Records »

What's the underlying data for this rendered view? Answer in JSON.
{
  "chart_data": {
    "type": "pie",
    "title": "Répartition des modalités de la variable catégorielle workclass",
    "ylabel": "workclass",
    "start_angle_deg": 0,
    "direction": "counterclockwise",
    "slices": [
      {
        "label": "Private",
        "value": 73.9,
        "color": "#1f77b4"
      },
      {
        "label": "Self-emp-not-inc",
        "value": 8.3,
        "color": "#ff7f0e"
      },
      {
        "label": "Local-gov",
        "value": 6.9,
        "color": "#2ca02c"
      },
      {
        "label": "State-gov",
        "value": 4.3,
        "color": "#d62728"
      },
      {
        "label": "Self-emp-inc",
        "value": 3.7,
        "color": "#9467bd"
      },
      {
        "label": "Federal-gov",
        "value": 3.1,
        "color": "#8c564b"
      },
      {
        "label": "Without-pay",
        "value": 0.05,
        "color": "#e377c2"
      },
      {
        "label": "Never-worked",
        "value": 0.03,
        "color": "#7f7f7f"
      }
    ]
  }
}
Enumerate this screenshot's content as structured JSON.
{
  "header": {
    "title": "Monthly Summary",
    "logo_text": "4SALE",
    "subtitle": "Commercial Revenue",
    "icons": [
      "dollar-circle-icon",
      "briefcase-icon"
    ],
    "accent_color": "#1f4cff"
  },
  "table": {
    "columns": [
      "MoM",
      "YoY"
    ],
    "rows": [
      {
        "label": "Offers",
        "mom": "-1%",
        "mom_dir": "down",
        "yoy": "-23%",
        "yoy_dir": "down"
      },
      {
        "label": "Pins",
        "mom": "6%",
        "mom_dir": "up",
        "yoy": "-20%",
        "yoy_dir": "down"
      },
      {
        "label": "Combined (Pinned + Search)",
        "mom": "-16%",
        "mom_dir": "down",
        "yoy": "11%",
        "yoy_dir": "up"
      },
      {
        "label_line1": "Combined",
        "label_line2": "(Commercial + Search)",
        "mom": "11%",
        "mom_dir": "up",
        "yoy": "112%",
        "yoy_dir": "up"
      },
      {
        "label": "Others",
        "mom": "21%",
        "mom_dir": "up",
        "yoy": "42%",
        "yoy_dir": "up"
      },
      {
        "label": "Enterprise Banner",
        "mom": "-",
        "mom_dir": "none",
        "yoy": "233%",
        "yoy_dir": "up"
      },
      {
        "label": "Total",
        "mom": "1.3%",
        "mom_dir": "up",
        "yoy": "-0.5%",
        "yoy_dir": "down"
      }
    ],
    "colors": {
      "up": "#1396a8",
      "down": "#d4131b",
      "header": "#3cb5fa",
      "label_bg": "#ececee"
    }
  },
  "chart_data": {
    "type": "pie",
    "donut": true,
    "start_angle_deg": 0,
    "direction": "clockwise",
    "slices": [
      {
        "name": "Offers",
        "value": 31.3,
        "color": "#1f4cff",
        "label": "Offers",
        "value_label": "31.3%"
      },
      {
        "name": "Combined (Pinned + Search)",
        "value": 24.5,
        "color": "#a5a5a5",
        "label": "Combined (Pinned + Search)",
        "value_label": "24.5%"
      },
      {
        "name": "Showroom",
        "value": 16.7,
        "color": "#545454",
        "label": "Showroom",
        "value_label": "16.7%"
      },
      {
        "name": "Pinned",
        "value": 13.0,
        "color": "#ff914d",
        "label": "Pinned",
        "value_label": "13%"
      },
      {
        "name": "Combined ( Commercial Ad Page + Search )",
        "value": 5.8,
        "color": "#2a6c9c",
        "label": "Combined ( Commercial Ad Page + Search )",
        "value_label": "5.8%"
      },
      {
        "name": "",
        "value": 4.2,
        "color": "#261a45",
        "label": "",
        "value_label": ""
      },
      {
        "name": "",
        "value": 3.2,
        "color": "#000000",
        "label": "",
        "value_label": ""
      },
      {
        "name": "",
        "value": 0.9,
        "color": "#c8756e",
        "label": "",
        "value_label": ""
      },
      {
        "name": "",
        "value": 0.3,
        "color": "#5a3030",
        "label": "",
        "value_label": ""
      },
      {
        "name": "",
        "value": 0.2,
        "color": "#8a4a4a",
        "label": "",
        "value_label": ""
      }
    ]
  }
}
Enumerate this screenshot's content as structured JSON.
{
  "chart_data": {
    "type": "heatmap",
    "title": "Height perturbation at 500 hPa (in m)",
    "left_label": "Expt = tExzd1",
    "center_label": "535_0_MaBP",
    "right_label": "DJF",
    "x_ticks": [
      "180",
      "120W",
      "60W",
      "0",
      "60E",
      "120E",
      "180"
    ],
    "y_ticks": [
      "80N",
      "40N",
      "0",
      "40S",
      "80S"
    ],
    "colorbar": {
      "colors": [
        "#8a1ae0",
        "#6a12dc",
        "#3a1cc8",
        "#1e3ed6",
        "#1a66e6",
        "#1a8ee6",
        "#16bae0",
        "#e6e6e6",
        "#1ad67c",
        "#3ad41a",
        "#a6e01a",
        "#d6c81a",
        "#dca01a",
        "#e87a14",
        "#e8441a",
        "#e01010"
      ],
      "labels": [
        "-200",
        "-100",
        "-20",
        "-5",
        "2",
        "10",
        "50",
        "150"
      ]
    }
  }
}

Stated goal » Which lines hold the string "direction"? List them all.

Output for this task »
    "direction": "counterclockwise",
    "direction": "clockwise",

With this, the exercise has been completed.